Passage provided:
A 66-year-old widower opens the brokerage statement and sees roughly $250,000 in the Roth IRA his wife opened about three years before she died. He assumes the whole balance is tax-free to withdraw whenever he wants. That presumption is almost right, but the small gap between “almost” and “completely” is where surviving spouses get tripped up.
On retirement forums you will find versions of the same question from new widowers: my wife just passed, her Roth has only been open a few years, can I take it all out without tax? The short answer is that most of it, yes. The earnings portion, not quite yet.
Where the Five-Year Clock Actually Lives
A Roth IRA contains two layers of money. First is the amount the original owner put in through contributions or Roth conversions. Second is the investment growth those dollars generated over time. The principal from contributions and conversions can generally be withdrawn tax-free at any time, even from an inherited Roth. That portion of the $250,000 is not the issue.
The investment gains are different. For that growth to be distributed tax-free, the original owner’s first Roth IRA must have been open for at least five years. That requirement applies only to earnings, not to contributions or converted principal. If his wife opened her first Roth just three years before she died, the clock has not yet run out. Any earnings withdrawn now would be included in his taxable income.
Assume the account consists of roughly $210,000 of contributions and converted principal and about $40,000 of investment growth. He could withdraw the $210,000 today without triggering any tax. But if he also takes the $40,000 of earnings before the five-year period is satisfied, that amount would be reported as ordinary income on his tax return. At a 22% federal tax rate, that translates to nearly $9,000 in avoidable tax.

Exercise input:
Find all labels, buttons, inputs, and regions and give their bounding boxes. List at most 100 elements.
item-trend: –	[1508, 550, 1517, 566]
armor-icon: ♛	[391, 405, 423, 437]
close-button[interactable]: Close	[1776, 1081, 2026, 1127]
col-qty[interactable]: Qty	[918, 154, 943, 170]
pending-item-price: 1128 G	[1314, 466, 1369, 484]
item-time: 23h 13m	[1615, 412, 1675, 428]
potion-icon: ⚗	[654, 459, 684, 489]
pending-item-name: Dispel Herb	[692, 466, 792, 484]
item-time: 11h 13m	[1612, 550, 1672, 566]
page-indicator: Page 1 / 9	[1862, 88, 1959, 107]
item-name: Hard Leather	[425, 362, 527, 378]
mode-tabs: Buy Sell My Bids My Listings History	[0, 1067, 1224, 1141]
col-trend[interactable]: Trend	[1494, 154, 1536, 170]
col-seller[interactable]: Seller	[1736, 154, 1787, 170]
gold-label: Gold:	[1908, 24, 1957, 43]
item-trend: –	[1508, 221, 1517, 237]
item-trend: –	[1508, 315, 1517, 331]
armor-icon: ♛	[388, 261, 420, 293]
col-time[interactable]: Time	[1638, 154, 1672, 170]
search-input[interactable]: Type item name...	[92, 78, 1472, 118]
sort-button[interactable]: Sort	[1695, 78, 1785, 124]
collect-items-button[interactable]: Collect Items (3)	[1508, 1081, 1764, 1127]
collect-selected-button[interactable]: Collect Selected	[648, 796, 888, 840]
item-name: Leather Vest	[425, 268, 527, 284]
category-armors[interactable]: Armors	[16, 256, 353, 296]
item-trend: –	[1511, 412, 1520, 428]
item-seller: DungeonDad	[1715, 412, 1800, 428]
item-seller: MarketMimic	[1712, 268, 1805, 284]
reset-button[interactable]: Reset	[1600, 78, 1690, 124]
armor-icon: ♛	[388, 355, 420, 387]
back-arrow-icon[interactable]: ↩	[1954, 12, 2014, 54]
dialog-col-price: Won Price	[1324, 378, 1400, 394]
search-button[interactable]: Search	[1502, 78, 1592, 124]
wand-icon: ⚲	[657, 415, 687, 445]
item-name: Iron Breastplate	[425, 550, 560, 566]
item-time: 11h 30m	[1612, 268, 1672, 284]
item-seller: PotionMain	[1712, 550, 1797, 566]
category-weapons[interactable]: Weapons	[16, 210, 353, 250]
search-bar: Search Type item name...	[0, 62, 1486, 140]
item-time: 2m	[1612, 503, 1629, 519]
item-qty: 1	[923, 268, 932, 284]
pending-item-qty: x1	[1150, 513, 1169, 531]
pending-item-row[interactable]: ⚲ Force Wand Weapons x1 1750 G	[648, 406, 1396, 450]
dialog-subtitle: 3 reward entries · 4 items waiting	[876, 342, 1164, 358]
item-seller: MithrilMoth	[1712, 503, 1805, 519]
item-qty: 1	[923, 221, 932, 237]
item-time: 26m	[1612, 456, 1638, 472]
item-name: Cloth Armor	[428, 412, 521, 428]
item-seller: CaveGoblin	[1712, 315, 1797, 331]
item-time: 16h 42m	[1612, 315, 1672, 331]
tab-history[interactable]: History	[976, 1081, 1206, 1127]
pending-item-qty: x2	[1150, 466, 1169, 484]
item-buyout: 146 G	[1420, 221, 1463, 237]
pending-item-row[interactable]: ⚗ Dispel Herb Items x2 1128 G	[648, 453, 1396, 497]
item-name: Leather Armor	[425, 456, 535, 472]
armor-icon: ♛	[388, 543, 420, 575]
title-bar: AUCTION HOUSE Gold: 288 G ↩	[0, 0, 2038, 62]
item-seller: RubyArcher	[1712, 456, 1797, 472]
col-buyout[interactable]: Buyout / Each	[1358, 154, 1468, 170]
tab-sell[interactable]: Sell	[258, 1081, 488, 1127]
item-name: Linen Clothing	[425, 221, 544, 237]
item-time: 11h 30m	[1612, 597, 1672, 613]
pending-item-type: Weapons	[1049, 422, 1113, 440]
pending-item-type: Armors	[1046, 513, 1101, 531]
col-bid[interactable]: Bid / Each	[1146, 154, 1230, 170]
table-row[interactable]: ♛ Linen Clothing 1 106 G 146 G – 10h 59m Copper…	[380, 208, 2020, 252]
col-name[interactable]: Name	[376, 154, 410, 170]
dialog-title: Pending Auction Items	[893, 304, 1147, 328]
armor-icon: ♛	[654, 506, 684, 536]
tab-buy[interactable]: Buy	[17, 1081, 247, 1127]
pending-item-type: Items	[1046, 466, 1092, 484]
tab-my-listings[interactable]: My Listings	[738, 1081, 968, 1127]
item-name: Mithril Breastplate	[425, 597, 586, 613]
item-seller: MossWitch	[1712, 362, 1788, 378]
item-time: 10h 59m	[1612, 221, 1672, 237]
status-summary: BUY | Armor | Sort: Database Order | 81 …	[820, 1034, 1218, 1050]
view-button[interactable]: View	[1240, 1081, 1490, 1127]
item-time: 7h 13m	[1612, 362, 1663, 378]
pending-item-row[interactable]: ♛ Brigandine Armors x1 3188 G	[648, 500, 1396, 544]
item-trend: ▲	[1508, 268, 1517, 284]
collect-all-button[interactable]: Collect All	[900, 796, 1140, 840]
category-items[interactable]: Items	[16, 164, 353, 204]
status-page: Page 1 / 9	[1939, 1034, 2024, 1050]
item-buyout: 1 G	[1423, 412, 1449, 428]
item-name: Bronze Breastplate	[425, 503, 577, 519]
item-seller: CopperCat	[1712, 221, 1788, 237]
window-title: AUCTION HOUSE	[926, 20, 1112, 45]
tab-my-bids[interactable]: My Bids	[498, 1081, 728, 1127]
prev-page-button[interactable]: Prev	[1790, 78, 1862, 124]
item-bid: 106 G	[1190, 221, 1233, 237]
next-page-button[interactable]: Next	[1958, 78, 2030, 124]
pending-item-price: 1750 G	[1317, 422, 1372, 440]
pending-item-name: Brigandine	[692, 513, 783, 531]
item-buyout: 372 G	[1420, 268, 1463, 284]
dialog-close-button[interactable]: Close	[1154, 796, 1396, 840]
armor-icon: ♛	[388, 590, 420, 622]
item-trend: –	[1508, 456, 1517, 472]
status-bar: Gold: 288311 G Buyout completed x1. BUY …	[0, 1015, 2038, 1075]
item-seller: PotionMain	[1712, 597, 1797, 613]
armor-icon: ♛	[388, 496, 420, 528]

Required task 1:
Condense the paragraph of the passage on inherited Roth IRAs that begins "A Roth IRA contains two layers of money," keeping its main facts.
Required task 2:
Reproduce the listing from its first line to the line containing "154, 1672, 170]", inclusive.
The listing above has no connection to the passage on inherited Roth IRAs.

Solution 1:
A Roth IRA holds two layers of money: the original owner's contributions and Roth conversions, and the investment growth on them. Contributions and converted principal can generally be withdrawn tax-free at any time, even from an inherited Roth, so that part of the $250,000 is not the issue.

Solution 2:
Find all labels, buttons, inputs, and regions and give their bounding boxes. List at most 100 elements.
item-trend: –	[1508, 550, 1517, 566]
armor-icon: ♛	[391, 405, 423, 437]
close-button[interactable]: Close	[1776, 1081, 2026, 1127]
col-qty[interactable]: Qty	[918, 154, 943, 170]
pending-item-price: 1128 G	[1314, 466, 1369, 484]
item-time: 23h 13m	[1615, 412, 1675, 428]
potion-icon: ⚗	[654, 459, 684, 489]
pending-item-name: Dispel Herb	[692, 466, 792, 484]
item-time: 11h 13m	[1612, 550, 1672, 566]
page-indicator: Page 1 / 9	[1862, 88, 1959, 107]
item-name: Hard Leather	[425, 362, 527, 378]
mode-tabs: Buy Sell My Bids My Listings History	[0, 1067, 1224, 1141]
col-trend[interactable]: Trend	[1494, 154, 1536, 170]
col-seller[interactable]: Seller	[1736, 154, 1787, 170]
gold-label: Gold:	[1908, 24, 1957, 43]
item-trend: –	[1508, 221, 1517, 237]
item-trend: –	[1508, 315, 1517, 331]
armor-icon: ♛	[388, 261, 420, 293]
col-time[interactable]: Time	[1638, 154, 1672, 170]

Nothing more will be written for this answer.